Aim: Each line of the listing that contains the word "Senate" is to be copied.

Provided data:
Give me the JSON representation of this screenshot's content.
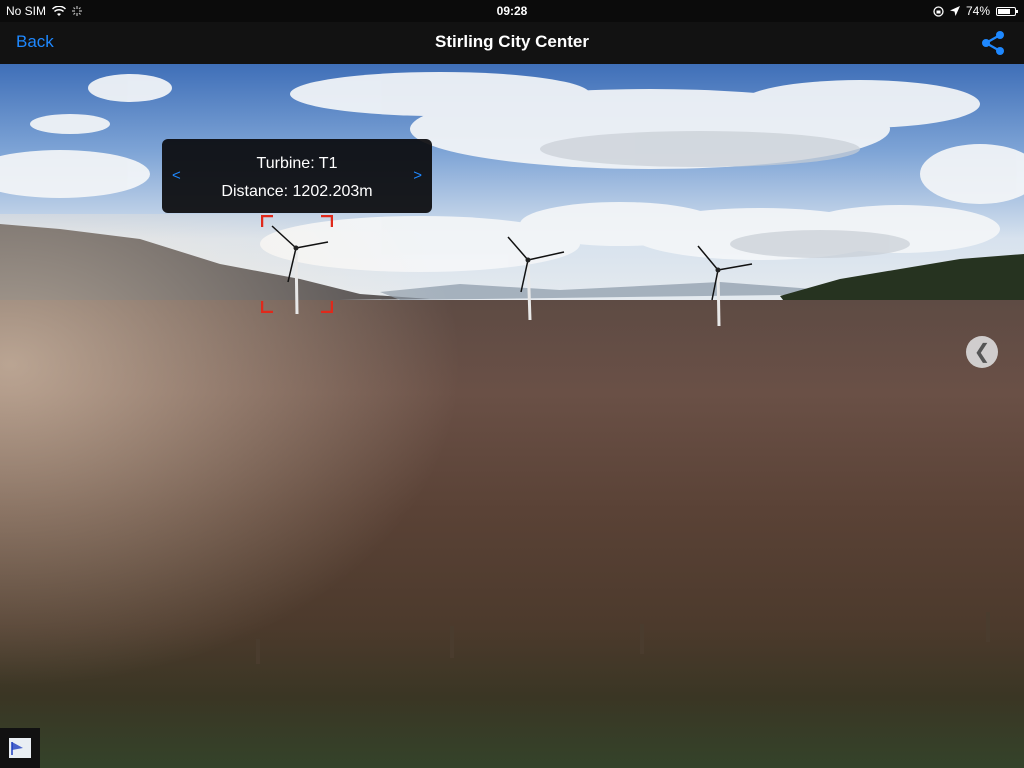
{
  "status": {
    "carrier": "No SIM",
    "time": "09:28",
    "battery": "74%",
    "battery_level": 0.74,
    "icons": [
      "wifi-icon",
      "activity-icon",
      "rotation-lock-icon",
      "location-arrow-icon",
      "battery-icon"
    ]
  },
  "nav": {
    "back_label": "Back",
    "title": "Stirling City Center",
    "share_icon": "share-icon"
  },
  "turbine_info": {
    "turbine": "Turbine: T1",
    "distance": "Distance: 1202.203m",
    "prev_label": "<",
    "next_label": ">"
  },
  "side_toggle": {
    "label": "❮"
  },
  "colors": {
    "accent": "#1e88ff",
    "selection": "#e0291b",
    "bar": "#121212"
  }
}
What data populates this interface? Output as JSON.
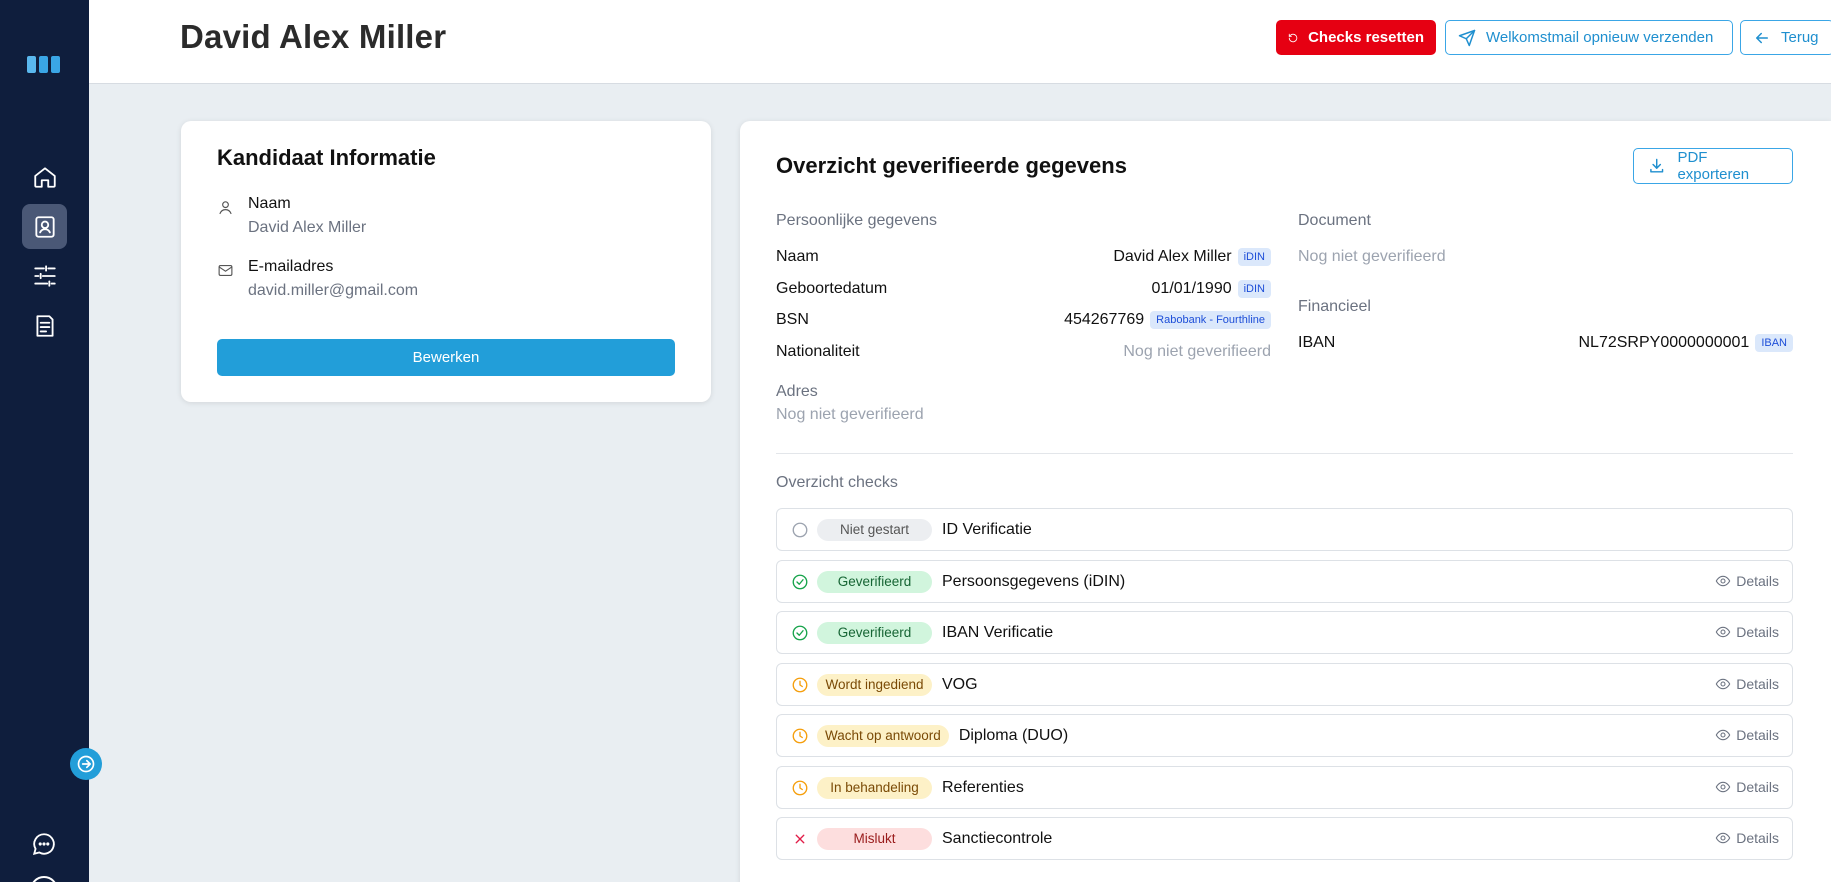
{
  "header": {
    "title": "David Alex Miller",
    "reset_label": "Checks resetten",
    "resend_label": "Welkomstmail opnieuw verzenden",
    "back_label": "Terug"
  },
  "sidebar": {
    "items": [
      {
        "icon": "home-icon"
      },
      {
        "icon": "contact-icon",
        "active": true
      },
      {
        "icon": "sliders-icon"
      },
      {
        "icon": "document-icon"
      }
    ]
  },
  "candidate": {
    "title": "Kandidaat Informatie",
    "name_label": "Naam",
    "name_value": "David Alex Miller",
    "email_label": "E-mailadres",
    "email_value": "david.miller@gmail.com",
    "edit_label": "Bewerken"
  },
  "overview": {
    "title": "Overzicht geverifieerde gegevens",
    "pdf_label": "PDF exporteren",
    "personal": {
      "label": "Persoonlijke gegevens",
      "rows": [
        {
          "key": "Naam",
          "value": "David Alex Miller",
          "tag": "iDIN"
        },
        {
          "key": "Geboortedatum",
          "value": "01/01/1990",
          "tag": "iDIN"
        },
        {
          "key": "BSN",
          "value": "454267769",
          "tag": "Rabobank - Fourthline"
        },
        {
          "key": "Nationaliteit",
          "value": "Nog niet geverifieerd",
          "tag": ""
        }
      ]
    },
    "address": {
      "label": "Adres",
      "value": "Nog niet geverifieerd"
    },
    "document": {
      "label": "Document",
      "value": "Nog niet geverifieerd"
    },
    "financial": {
      "label": "Financieel",
      "iban_key": "IBAN",
      "iban_value": "NL72SRPY0000000001",
      "iban_tag": "IBAN"
    },
    "checks_label": "Overzicht checks",
    "details_label": "Details",
    "checks": [
      {
        "status": "Niet gestart",
        "name": "ID Verificatie"
      },
      {
        "status": "Geverifieerd",
        "name": "Persoonsgegevens (iDIN)"
      },
      {
        "status": "Geverifieerd",
        "name": "IBAN Verificatie"
      },
      {
        "status": "Wordt ingediend",
        "name": "VOG"
      },
      {
        "status": "Wacht op antwoord",
        "name": "Diploma (DUO)"
      },
      {
        "status": "In behandeling",
        "name": "Referenties"
      },
      {
        "status": "Mislukt",
        "name": "Sanctiecontrole"
      }
    ]
  },
  "colors": {
    "sidebar": "#0f1e3d",
    "accent": "#229ed9",
    "danger": "#e60012",
    "success": "#16a34a",
    "warning": "#f59e0b"
  }
}
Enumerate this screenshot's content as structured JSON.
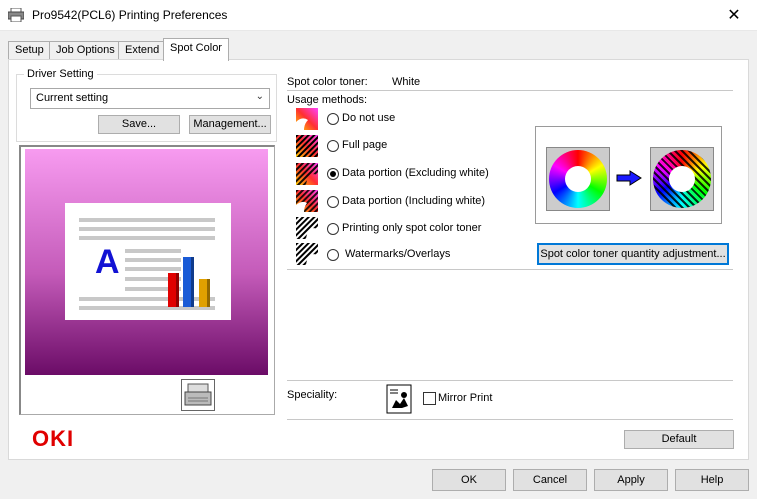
{
  "window": {
    "title": "Pro9542(PCL6) Printing Preferences"
  },
  "tabs": [
    {
      "label": "Setup"
    },
    {
      "label": "Job Options"
    },
    {
      "label": "Extend"
    },
    {
      "label": "Spot Color",
      "active": true
    }
  ],
  "driver_setting": {
    "legend": "Driver Setting",
    "selected": "Current setting",
    "save_label": "Save...",
    "management_label": "Management..."
  },
  "brand": {
    "logo_text": "OKI",
    "color": "#e00000"
  },
  "spot_color": {
    "toner_label": "Spot color toner:",
    "toner_value": "White",
    "usage_label": "Usage methods:",
    "options": [
      {
        "label": "Do not use",
        "icon": "do-not-use-icon",
        "checked": false
      },
      {
        "label": "Full page",
        "icon": "full-page-icon",
        "checked": false
      },
      {
        "label": "Data portion (Excluding white)",
        "icon": "data-excluding-white-icon",
        "checked": true
      },
      {
        "label": "Data portion (Including white)",
        "icon": "data-including-white-icon",
        "checked": false
      },
      {
        "label": "Printing only spot color toner",
        "icon": "spot-only-icon",
        "checked": false
      },
      {
        "label": "Watermarks/Overlays",
        "icon": "watermarks-icon",
        "checked": false
      }
    ],
    "adjust_button": "Spot color toner quantity adjustment..."
  },
  "speciality": {
    "label": "Speciality:",
    "mirror_print": "Mirror Print",
    "mirror_checked": false
  },
  "default_button": "Default",
  "footer": {
    "ok": "OK",
    "cancel": "Cancel",
    "apply": "Apply",
    "help": "Help"
  },
  "colors": {
    "preview_top": "#f79bf0",
    "preview_bottom": "#6b0c67",
    "arrow": "#1a1aff"
  }
}
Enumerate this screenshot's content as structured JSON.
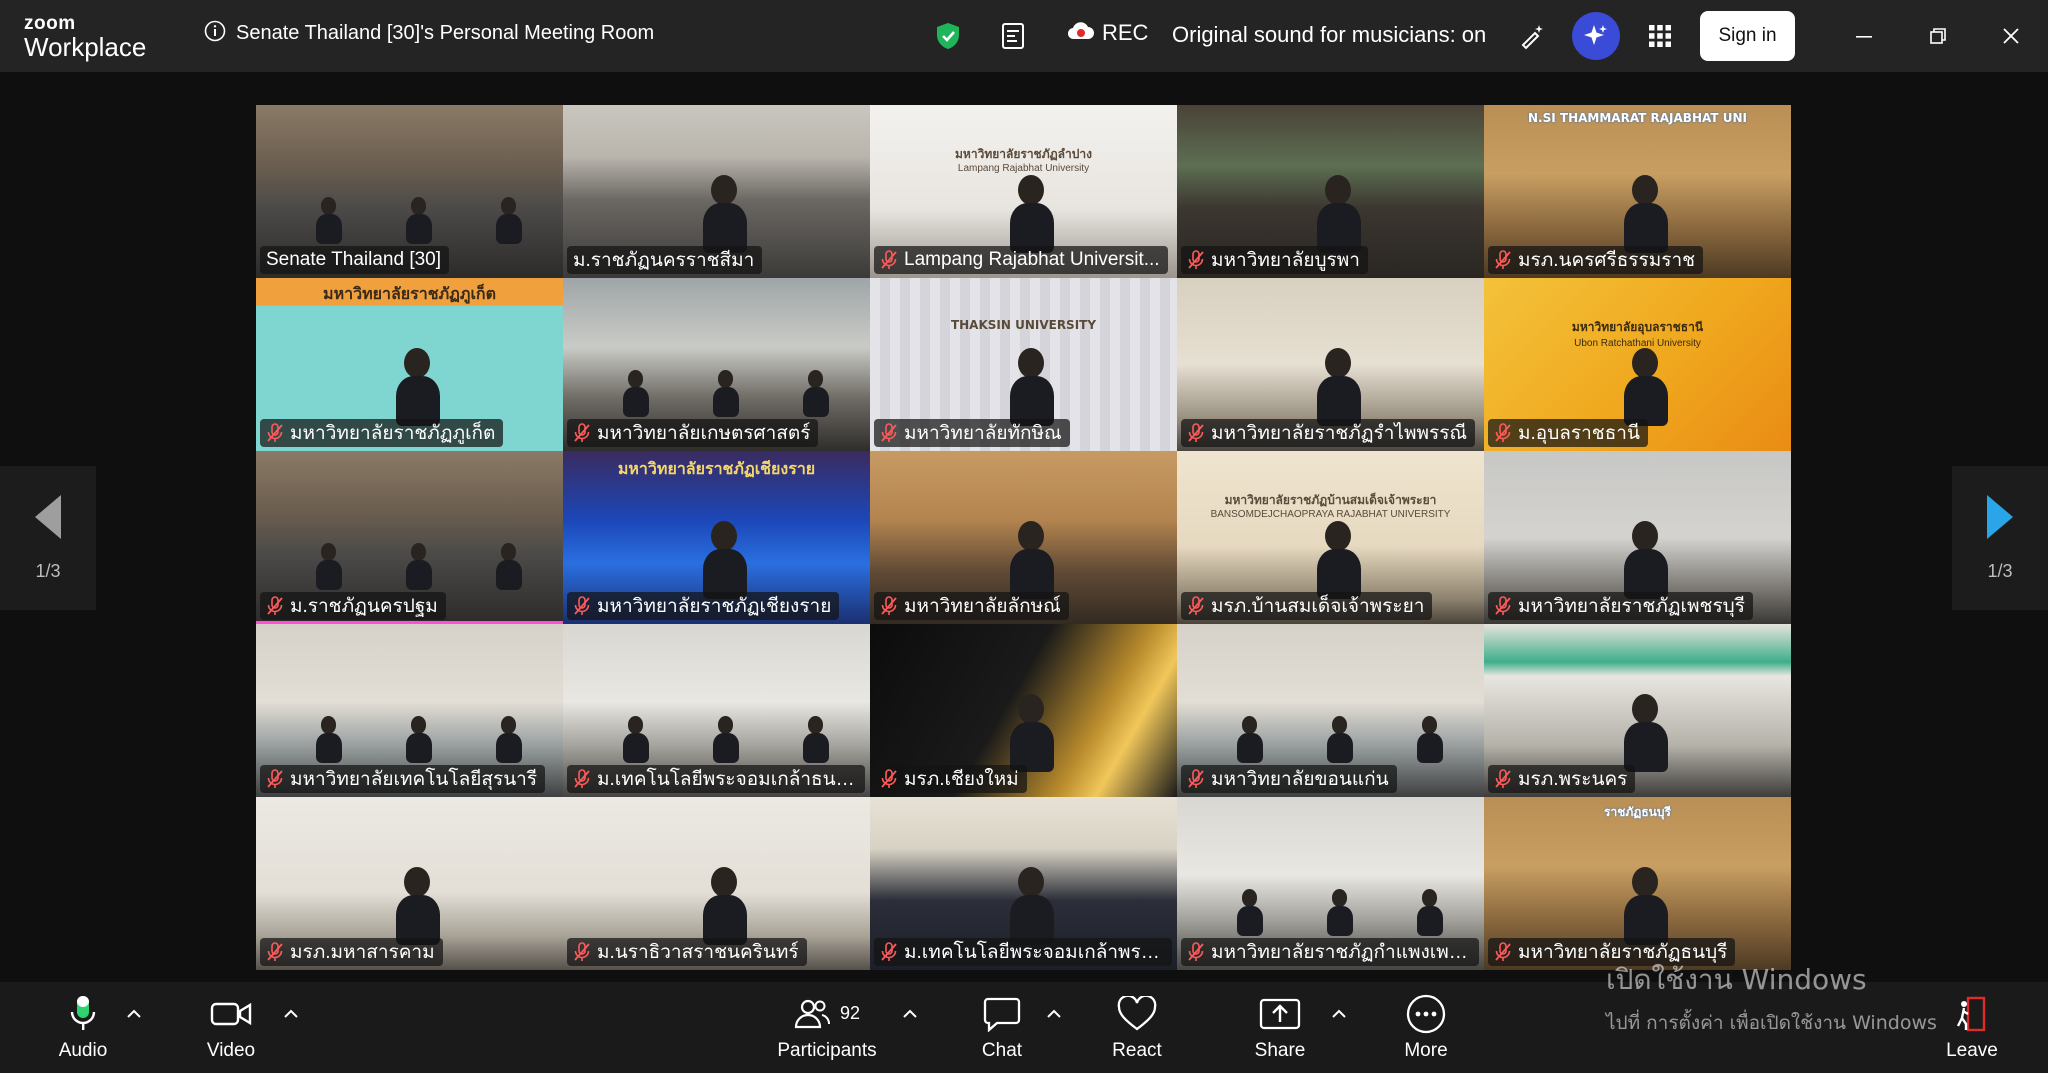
{
  "app": {
    "logo_line1": "zoom",
    "logo_line2": "Workplace"
  },
  "meeting": {
    "title": "Senate Thailand [30]'s Personal Meeting Room"
  },
  "topbar": {
    "rec_label": "REC",
    "original_sound": "Original sound for musicians: on",
    "signin_label": "Sign in",
    "icons": [
      "info-icon",
      "shield-check-icon",
      "captions-icon",
      "cloud-record-icon",
      "magic-pen-icon",
      "ai-companion-icon",
      "apps-grid-icon",
      "minimize-icon",
      "restore-icon",
      "close-icon"
    ]
  },
  "gallery": {
    "page_left": "1/3",
    "page_right": "1/3",
    "tiles": [
      {
        "name": "Senate Thailand [30]",
        "muted": false,
        "scene": "room"
      },
      {
        "name": "ม.ราชภัฏนครราชสีมา",
        "muted": false,
        "scene": "speaker",
        "active": true
      },
      {
        "name": "Lampang Rajabhat Universit...",
        "muted": true,
        "scene": "banner-white",
        "banner": "มหาวิทยาลัยราชภัฏลำปาง",
        "banner2": "Lampang Rajabhat University"
      },
      {
        "name": "มหาวิทยาลัยบูรพา",
        "muted": true,
        "scene": "dark-room"
      },
      {
        "name": "มรภ.นครศรีธรรมราช",
        "muted": true,
        "scene": "gold-wall",
        "banner": "N.SI THAMMARAT RAJABHAT UNI"
      },
      {
        "name": "มหาวิทยาลัยราชภัฏภูเก็ต",
        "muted": true,
        "scene": "teal",
        "banner": "มหาวิทยาลัยราชภัฏภูเก็ต"
      },
      {
        "name": "มหาวิทยาลัยเกษตรศาสตร์",
        "muted": true,
        "scene": "office"
      },
      {
        "name": "มหาวิทยาลัยทักษิณ",
        "muted": true,
        "scene": "curtain",
        "banner": "THAKSIN UNIVERSITY"
      },
      {
        "name": "มหาวิทยาลัยราชภัฏรำไพพรรณี",
        "muted": true,
        "scene": "emblem"
      },
      {
        "name": "ม.อุบลราชธานี",
        "muted": true,
        "scene": "yellow",
        "banner": "มหาวิทยาลัยอุบลราชธานี",
        "banner2": "Ubon Ratchathani University"
      },
      {
        "name": "ม.ราชภัฏนครปฐม",
        "muted": true,
        "scene": "room",
        "pink": true
      },
      {
        "name": "มหาวิทยาลัยราชภัฏเชียงราย",
        "muted": true,
        "scene": "blue-stage",
        "banner": "มหาวิทยาลัยราชภัฏเชียงราย"
      },
      {
        "name": "มหาวิทยาลัยลักษณ์",
        "muted": true,
        "scene": "wood-room"
      },
      {
        "name": "มรภ.บ้านสมเด็จเจ้าพระยา",
        "muted": true,
        "scene": "beige",
        "banner": "มหาวิทยาลัยราชภัฏบ้านสมเด็จเจ้าพระยา",
        "banner2": "BANSOMDEJCHAOPRAYA RAJABHAT UNIVERSITY"
      },
      {
        "name": "มหาวิทยาลัยราชภัฏเพชรบุรี",
        "muted": true,
        "scene": "grey-room"
      },
      {
        "name": "มหาวิทยาลัยเทคโนโลยีสุรนารี",
        "muted": true,
        "scene": "meeting"
      },
      {
        "name": "ม.เทคโนโลยีพระจอมเกล้าธนบุรี",
        "muted": true,
        "scene": "meeting2"
      },
      {
        "name": "มรภ.เชียงใหม่",
        "muted": true,
        "scene": "gold-dark"
      },
      {
        "name": "มหาวิทยาลัยขอนแก่น",
        "muted": true,
        "scene": "meeting"
      },
      {
        "name": "มรภ.พระนคร",
        "muted": true,
        "scene": "green-sign"
      },
      {
        "name": "มรภ.มหาสารคาม",
        "muted": true,
        "scene": "white-room"
      },
      {
        "name": "ม.นราธิวาสราชนครินทร์",
        "muted": true,
        "scene": "white-room"
      },
      {
        "name": "ม.เทคโนโลยีพระจอมเกล้าพระนคร...",
        "muted": true,
        "scene": "close-up"
      },
      {
        "name": "มหาวิทยาลัยราชภัฏกำแพงเพชร",
        "muted": true,
        "scene": "meeting2"
      },
      {
        "name": "มหาวิทยาลัยราชภัฏธนบุรี",
        "muted": true,
        "scene": "gold-wall",
        "banner": "ราชภัฏธนบุรี"
      }
    ]
  },
  "toolbar": {
    "audio": "Audio",
    "video": "Video",
    "participants": "Participants",
    "participant_count": "92",
    "chat": "Chat",
    "react": "React",
    "share": "Share",
    "more": "More",
    "leave": "Leave"
  },
  "watermark": {
    "line1": "เปิดใช้งาน Windows",
    "line2": "ไปที่ การตั้งค่า เพื่อเปิดใช้งาน Windows"
  }
}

Task solution:
    "title": "Senate Thailand [30]'s Personal Meeting Room"
        "name": "Senate Thailand [30]",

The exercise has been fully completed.